REQUIREMENT: Find every line with the word "enganxa" and report how many there are, without any other text.

Start of DATA IN THIS EXERCISE

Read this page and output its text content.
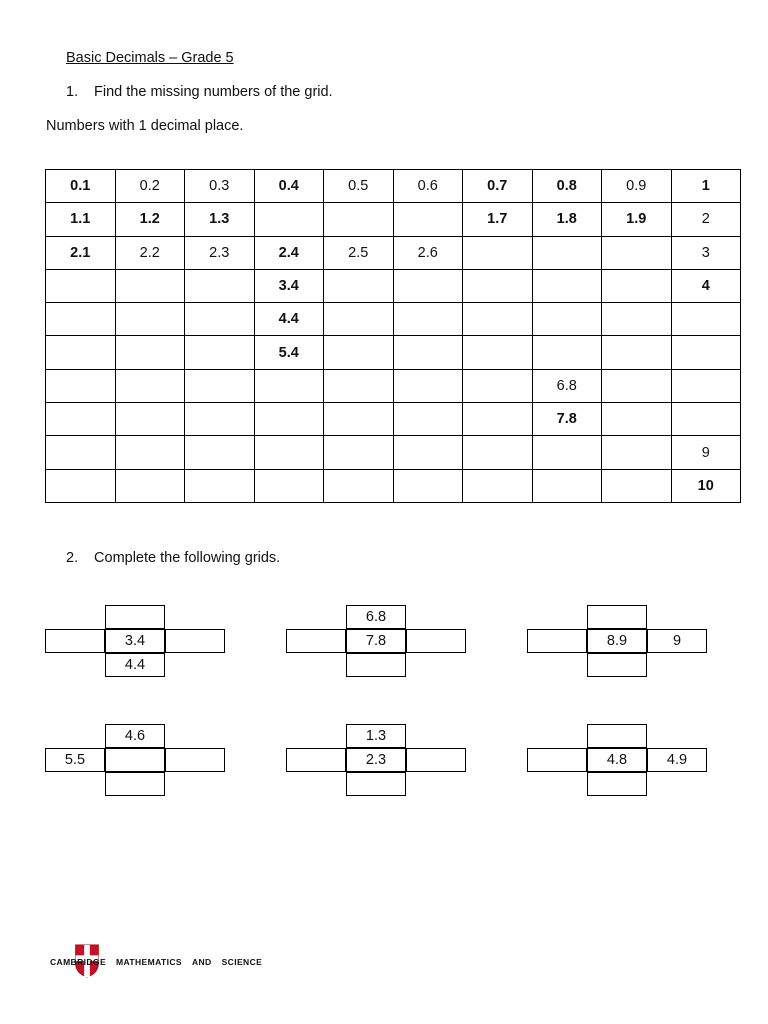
Basic Decimals – Grade 5
1. Find the missing numbers of the grid.
Numbers with 1 decimal place.
0.1	0.2	0.3	0.4	0.5	0.6	0.7	0.8	0.9	1
1.1	1.2	1.3				1.7	1.8	1.9	2
2.1	2.2	2.3	2.4	2.5	2.6				3
			3.4						4
			4.4						
			5.4						
							6.8		
							7.8		
									9
									10
2. Complete the following grids.
3.4
4.4
6.8
7.8	8.9	9
4.6
5.5
1.3
2.3	4.8	4.9
CAMBRIDGE MATHEMATICS AND SCIENCE
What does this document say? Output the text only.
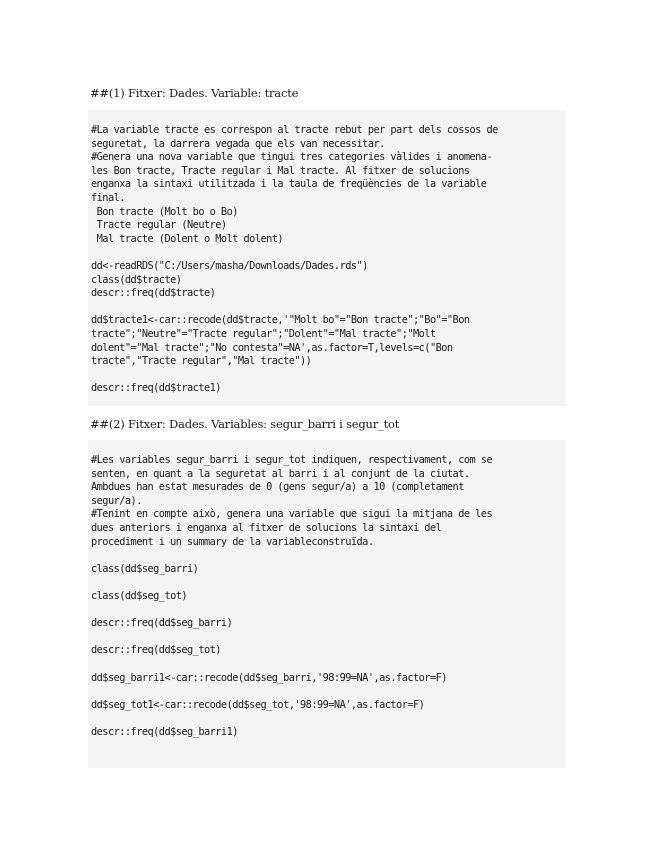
##(1) Fitxer: Dades. Variable: tracte
#La variable tracte es correspon al tracte rebut per part dels cossos de
seguretat, la darrera vegada que els van necessitar.
#Genera una nova variable que tingui tres categories vàlides i anomena-
les Bon tracte, Tracte regular i Mal tracte. Al fitxer de solucions
enganxa la sintaxi utilitzada i la taula de freqüències de la variable
final.
Bon tracte (Molt bo o Bo)
Tracte regular (Neutre)
Mal tracte (Dolent o Molt dolent)
dd<-readRDS("C:/Users/masha/Downloads/Dades.rds")
class(dd$tracte)
descr::freq(dd$tracte)
dd$tracte1<-car::recode(dd$tracte,'"Molt bo"="Bon tracte";"Bo"="Bon
tracte";"Neutre"="Tracte regular";"Dolent"="Mal tracte";"Molt
dolent"="Mal tracte";"No contesta"=NA',as.factor=T,levels=c("Bon
tracte","Tracte regular","Mal tracte"))
descr::freq(dd$tracte1)
##(2) Fitxer: Dades. Variables: segur_barri i segur_tot
#Les variables segur_barri i segur_tot indiquen, respectivament, com se
senten, en quant a la seguretat al barri i al conjunt de la ciutat.
Ambdues han estat mesurades de 0 (gens segur/a) a 10 (completament
segur/a).
#Tenint en compte això, genera una variable que sigui la mitjana de les
dues anteriors i enganxa al fitxer de solucions la sintaxi del
procediment i un summary de la variableconstruïda.
class(dd$seg_barri)
class(dd$seg_tot)
descr::freq(dd$seg_barri)
descr::freq(dd$seg_tot)
dd$seg_barri1<-car::recode(dd$seg_barri,'98:99=NA',as.factor=F)
dd$seg_tot1<-car::recode(dd$seg_tot,'98:99=NA',as.factor=F)
descr::freq(dd$seg_barri1)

End of DATA IN THIS EXERCISE

OUTPUT FOR THIS EXERCISE: 2